Work to complete
The data below must be copied in full and without any change.

Stored data entries
>> begin

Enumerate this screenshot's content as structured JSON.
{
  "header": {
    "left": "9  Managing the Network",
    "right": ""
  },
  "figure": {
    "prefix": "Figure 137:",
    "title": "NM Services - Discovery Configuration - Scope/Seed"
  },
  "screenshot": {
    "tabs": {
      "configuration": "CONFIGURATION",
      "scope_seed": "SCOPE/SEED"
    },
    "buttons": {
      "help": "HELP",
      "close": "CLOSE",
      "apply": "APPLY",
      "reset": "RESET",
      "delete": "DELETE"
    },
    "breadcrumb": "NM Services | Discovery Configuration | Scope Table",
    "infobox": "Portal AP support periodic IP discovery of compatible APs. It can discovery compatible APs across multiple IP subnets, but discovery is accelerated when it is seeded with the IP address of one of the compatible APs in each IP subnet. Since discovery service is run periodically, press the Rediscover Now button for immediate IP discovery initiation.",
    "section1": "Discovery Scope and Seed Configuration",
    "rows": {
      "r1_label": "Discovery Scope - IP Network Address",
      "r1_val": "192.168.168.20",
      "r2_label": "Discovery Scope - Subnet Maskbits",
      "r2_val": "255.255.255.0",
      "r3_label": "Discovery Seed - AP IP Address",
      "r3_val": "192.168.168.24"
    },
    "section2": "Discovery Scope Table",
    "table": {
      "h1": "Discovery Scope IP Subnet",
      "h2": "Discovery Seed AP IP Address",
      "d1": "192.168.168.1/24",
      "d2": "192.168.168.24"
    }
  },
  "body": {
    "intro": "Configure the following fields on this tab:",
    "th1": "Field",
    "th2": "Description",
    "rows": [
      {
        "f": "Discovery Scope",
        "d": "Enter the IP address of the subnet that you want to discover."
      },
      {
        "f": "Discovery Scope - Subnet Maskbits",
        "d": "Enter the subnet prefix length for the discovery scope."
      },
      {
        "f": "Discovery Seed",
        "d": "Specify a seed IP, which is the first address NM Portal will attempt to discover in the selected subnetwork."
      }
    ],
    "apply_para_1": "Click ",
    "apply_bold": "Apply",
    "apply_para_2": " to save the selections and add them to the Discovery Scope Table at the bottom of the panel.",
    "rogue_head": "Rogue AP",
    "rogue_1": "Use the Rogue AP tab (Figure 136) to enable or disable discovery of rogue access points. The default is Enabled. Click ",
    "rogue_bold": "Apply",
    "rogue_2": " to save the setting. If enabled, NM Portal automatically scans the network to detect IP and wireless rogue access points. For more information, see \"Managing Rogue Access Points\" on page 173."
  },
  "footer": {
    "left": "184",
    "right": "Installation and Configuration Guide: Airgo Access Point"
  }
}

>> end

Response to the task
Enumerate this screenshot's content as structured JSON.
{
  "header": {
    "left": "9  Managing the Network",
    "right": ""
  },
  "figure": {
    "prefix": "Figure 137:",
    "title": "NM Services - Discovery Configuration - Scope/Seed"
  },
  "screenshot": {
    "tabs": {
      "configuration": "CONFIGURATION",
      "scope_seed": "SCOPE/SEED"
    },
    "buttons": {
      "help": "HELP",
      "close": "CLOSE",
      "apply": "APPLY",
      "reset": "RESET",
      "delete": "DELETE"
    },
    "breadcrumb": "NM Services | Discovery Configuration | Scope Table",
    "infobox": "Portal AP support periodic IP discovery of compatible APs. It can discovery compatible APs across multiple IP subnets, but discovery is accelerated when it is seeded with the IP address of one of the compatible APs in each IP subnet. Since discovery service is run periodically, press the Rediscover Now button for immediate IP discovery initiation.",
    "section1": "Discovery Scope and Seed Configuration",
    "rows": {
      "r1_label": "Discovery Scope - IP Network Address",
      "r1_val": "192.168.168.20",
      "r2_label": "Discovery Scope - Subnet Maskbits",
      "r2_val": "255.255.255.0",
      "r3_label": "Discovery Seed - AP IP Address",
      "r3_val": "192.168.168.24"
    },
    "section2": "Discovery Scope Table",
    "table": {
      "h1": "Discovery Scope IP Subnet",
      "h2": "Discovery Seed AP IP Address",
      "d1": "192.168.168.1/24",
      "d2": "192.168.168.24"
    }
  },
  "body": {
    "intro": "Configure the following fields on this tab:",
    "th1": "Field",
    "th2": "Description",
    "rows": [
      {
        "f": "Discovery Scope",
        "d": "Enter the IP address of the subnet that you want to discover."
      },
      {
        "f": "Discovery Scope - Subnet Maskbits",
        "d": "Enter the subnet prefix length for the discovery scope."
      },
      {
        "f": "Discovery Seed",
        "d": "Specify a seed IP, which is the first address NM Portal will attempt to discover in the selected subnetwork."
      }
    ],
    "apply_para_1": "Click ",
    "apply_bold": "Apply",
    "apply_para_2": " to save the selections and add them to the Discovery Scope Table at the bottom of the panel.",
    "rogue_head": "Rogue AP",
    "rogue_1": "Use the Rogue AP tab (Figure 136) to enable or disable discovery of rogue access points. The default is Enabled. Click ",
    "rogue_bold": "Apply",
    "rogue_2": " to save the setting. If enabled, NM Portal automatically scans the network to detect IP and wireless rogue access points. For more information, see \"Managing Rogue Access Points\" on page 173."
  },
  "footer": {
    "left": "184",
    "right": "Installation and Configuration Guide: Airgo Access Point"
  }
}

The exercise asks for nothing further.